▶ _SHORT EXERCISE_
Every record here should be printed again exactly.

(Some records)

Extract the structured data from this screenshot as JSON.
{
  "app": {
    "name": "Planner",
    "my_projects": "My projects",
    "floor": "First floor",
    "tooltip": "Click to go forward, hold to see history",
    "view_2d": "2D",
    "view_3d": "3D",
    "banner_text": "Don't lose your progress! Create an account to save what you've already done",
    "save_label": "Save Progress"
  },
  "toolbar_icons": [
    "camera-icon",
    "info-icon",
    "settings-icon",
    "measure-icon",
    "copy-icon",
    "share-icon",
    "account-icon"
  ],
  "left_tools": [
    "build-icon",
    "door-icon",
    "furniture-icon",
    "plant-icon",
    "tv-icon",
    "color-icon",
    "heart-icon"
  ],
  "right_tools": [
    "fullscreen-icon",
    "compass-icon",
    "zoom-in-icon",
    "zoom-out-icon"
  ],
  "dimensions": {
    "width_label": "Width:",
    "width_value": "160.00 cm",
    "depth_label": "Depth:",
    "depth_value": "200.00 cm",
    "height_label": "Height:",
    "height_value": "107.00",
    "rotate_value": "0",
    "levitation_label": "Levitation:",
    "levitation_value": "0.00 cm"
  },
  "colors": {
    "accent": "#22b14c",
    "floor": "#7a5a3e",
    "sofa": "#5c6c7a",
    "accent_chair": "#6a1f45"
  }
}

▶ _OUTPUT FOR THIS EXERCISE_
Extract the structured data from this screenshot as JSON.
{
  "app": {
    "name": "Planner",
    "my_projects": "My projects",
    "floor": "First floor",
    "tooltip": "Click to go forward, hold to see history",
    "view_2d": "2D",
    "view_3d": "3D",
    "banner_text": "Don't lose your progress! Create an account to save what you've already done",
    "save_label": "Save Progress"
  },
  "toolbar_icons": [
    "camera-icon",
    "info-icon",
    "settings-icon",
    "measure-icon",
    "copy-icon",
    "share-icon",
    "account-icon"
  ],
  "left_tools": [
    "build-icon",
    "door-icon",
    "furniture-icon",
    "plant-icon",
    "tv-icon",
    "color-icon",
    "heart-icon"
  ],
  "right_tools": [
    "fullscreen-icon",
    "compass-icon",
    "zoom-in-icon",
    "zoom-out-icon"
  ],
  "dimensions": {
    "width_label": "Width:",
    "width_value": "160.00 cm",
    "depth_label": "Depth:",
    "depth_value": "200.00 cm",
    "height_label": "Height:",
    "height_value": "107.00",
    "rotate_value": "0",
    "levitation_label": "Levitation:",
    "levitation_value": "0.00 cm"
  },
  "colors": {
    "accent": "#22b14c",
    "floor": "#7a5a3e",
    "sofa": "#5c6c7a",
    "accent_chair": "#6a1f45"
  }
}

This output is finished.